**WHAT IS REQUIRED:** Below is the data. Give it again, complete and exact.

......

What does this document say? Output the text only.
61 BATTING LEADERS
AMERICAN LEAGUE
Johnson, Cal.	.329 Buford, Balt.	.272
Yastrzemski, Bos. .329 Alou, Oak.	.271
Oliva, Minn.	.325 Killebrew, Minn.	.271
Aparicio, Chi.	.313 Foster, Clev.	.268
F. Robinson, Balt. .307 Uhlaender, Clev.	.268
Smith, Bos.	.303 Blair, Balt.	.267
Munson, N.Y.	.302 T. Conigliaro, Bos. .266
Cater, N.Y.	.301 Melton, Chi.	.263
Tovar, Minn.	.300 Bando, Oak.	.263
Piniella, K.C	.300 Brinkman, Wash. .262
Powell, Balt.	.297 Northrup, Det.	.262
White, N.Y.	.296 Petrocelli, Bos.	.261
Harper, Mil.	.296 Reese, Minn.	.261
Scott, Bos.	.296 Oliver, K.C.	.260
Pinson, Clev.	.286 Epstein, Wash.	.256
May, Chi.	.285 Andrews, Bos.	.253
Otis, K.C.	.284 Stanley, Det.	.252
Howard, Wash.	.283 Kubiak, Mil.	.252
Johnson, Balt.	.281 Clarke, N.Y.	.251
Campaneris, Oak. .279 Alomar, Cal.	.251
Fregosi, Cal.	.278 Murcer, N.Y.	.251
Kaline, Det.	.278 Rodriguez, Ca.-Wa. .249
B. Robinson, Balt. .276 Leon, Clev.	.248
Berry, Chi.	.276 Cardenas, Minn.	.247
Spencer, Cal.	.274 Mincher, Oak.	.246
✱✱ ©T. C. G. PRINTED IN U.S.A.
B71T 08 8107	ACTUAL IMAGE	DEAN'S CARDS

......

**ANSWER TO THE PROBLEM:**
What does this document say? Output the text only.
61 BATTING LEADERS
AMERICAN LEAGUE
Johnson, Cal.	.329 Buford, Balt.	.272
Yastrzemski, Bos. .329 Alou, Oak.	.271
Oliva, Minn.	.325 Killebrew, Minn.	.271
Aparicio, Chi.	.313 Foster, Clev.	.268
F. Robinson, Balt. .307 Uhlaender, Clev.	.268
Smith, Bos.	.303 Blair, Balt.	.267
Munson, N.Y.	.302 T. Conigliaro, Bos. .266
Cater, N.Y.	.301 Melton, Chi.	.263
Tovar, Minn.	.300 Bando, Oak.	.263
Piniella, K.C	.300 Brinkman, Wash. .262
Powell, Balt.	.297 Northrup, Det.	.262
White, N.Y.	.296 Petrocelli, Bos.	.261
Harper, Mil.	.296 Reese, Minn.	.261
Scott, Bos.	.296 Oliver, K.C.	.260
Pinson, Clev.	.286 Epstein, Wash.	.256
May, Chi.	.285 Andrews, Bos.	.253
Otis, K.C.	.284 Stanley, Det.	.252
Howard, Wash.	.283 Kubiak, Mil.	.252
Johnson, Balt.	.281 Clarke, N.Y.	.251
Campaneris, Oak. .279 Alomar, Cal.	.251
Fregosi, Cal.	.278 Murcer, N.Y.	.251
Kaline, Det.	.278 Rodriguez, Ca.-Wa. .249
B. Robinson, Balt. .276 Leon, Clev.	.248
Berry, Chi.	.276 Cardenas, Minn.	.247
Spencer, Cal.	.274 Mincher, Oak.	.246
✱✱ ©T. C. G. PRINTED IN U.S.A.
B71T 08 8107	ACTUAL IMAGE	DEAN'S CARDS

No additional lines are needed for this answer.